Copy each line of the records that holds the string "buttons".

* _ITEMS_
● ● ● ● ●

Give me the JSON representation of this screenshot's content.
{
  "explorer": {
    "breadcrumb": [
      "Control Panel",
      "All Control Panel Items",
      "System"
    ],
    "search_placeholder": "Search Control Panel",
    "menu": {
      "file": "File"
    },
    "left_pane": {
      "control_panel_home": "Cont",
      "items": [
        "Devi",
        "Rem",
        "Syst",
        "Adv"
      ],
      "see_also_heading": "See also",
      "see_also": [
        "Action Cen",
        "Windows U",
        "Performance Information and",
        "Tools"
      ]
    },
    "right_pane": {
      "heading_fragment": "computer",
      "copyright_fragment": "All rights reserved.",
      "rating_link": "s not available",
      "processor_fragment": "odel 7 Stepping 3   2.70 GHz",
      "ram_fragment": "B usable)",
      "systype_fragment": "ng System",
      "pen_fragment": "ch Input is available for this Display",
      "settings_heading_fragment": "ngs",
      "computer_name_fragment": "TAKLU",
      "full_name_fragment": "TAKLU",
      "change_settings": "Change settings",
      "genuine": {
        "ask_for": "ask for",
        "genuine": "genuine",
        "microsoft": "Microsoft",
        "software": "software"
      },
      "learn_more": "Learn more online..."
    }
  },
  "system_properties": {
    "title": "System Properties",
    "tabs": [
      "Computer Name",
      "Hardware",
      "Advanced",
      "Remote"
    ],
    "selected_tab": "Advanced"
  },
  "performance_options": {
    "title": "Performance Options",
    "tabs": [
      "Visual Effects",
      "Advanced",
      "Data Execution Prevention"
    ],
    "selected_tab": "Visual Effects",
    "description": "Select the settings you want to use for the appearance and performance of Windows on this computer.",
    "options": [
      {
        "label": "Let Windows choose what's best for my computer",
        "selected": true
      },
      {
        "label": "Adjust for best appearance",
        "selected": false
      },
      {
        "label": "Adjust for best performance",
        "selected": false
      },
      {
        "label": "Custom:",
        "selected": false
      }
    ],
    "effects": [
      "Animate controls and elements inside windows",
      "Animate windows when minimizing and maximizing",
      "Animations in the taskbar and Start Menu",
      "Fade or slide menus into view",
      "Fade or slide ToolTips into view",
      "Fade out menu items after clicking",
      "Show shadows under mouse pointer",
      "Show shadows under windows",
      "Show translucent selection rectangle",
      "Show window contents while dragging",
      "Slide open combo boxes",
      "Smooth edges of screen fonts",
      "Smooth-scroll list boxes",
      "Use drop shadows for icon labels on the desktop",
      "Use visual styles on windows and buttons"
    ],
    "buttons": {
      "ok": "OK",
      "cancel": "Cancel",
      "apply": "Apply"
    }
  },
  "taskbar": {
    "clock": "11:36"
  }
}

● ● ● ● ●

* _FINISHED EXERCISE_
      "Use visual styles on windows and buttons"
    "buttons": {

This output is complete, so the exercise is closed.